WHAT YOU HAVE TO DO - Copy the lines below as they are; omit the images they contain.

RECORDS FOR THIS EXERCISE -
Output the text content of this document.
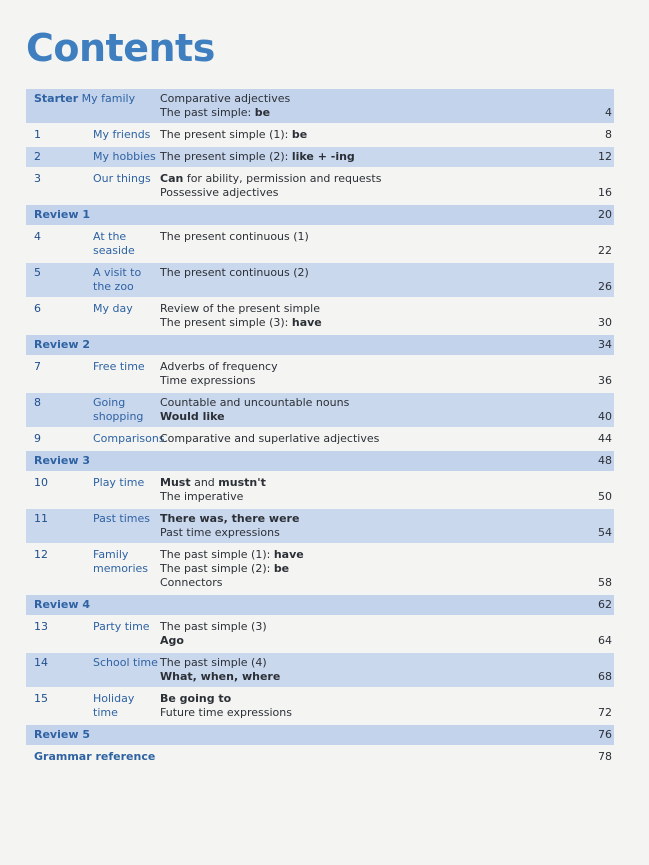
Contents
Starter My family		Comparative adjectives
The past simple: be	4
1	My friends	The present simple (1): be	8
2	My hobbies	The present simple (2): like + -ing	12
3	Our things	Can for ability, permission and requests
Possessive adjectives	16
Review 1			20
4	At the seaside	The present continuous (1)	22
5	A visit to the zoo	The present continuous (2)	26
6	My day	Review of the present simple
The present simple (3): have	30
Review 2			34
7	Free time	Adverbs of frequency
Time expressions	36
8	Going shopping	Countable and uncountable nouns
Would like	40
9	Comparisons	Comparative and superlative adjectives	44
Review 3			48
10	Play time	Must and mustn't
The imperative	50
11	Past times	There was, there were
Past time expressions	54
12	Family memories	The past simple (1): have
The past simple (2): be
Connectors	58
Review 4			62
13	Party time	The past simple (3)
Ago	64
14	School time	The past simple (4)
What, when, where	68
15	Holiday time	Be going to
Future time expressions	72
Review 5			76
Grammar reference			78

SOLUTION -
Output the text content of this document.
Contents
Starter My family		Comparative adjectives
The past simple: be	4
1	My friends	The present simple (1): be	8
2	My hobbies	The present simple (2): like + -ing	12
3	Our things	Can for ability, permission and requests
Possessive adjectives	16
Review 1			20
4	At the seaside	The present continuous (1)	22
5	A visit to the zoo	The present continuous (2)	26
6	My day	Review of the present simple
The present simple (3): have	30
Review 2			34
7	Free time	Adverbs of frequency
Time expressions	36
8	Going shopping	Countable and uncountable nouns
Would like	40
9	Comparisons	Comparative and superlative adjectives	44
Review 3			48
10	Play time	Must and mustn't
The imperative	50
11	Past times	There was, there were
Past time expressions	54
12	Family memories	The past simple (1): have
The past simple (2): be
Connectors	58
Review 4			62
13	Party time	The past simple (3)
Ago	64
14	School time	The past simple (4)
What, when, where	68
15	Holiday time	Be going to
Future time expressions	72
Review 5			76
Grammar reference			78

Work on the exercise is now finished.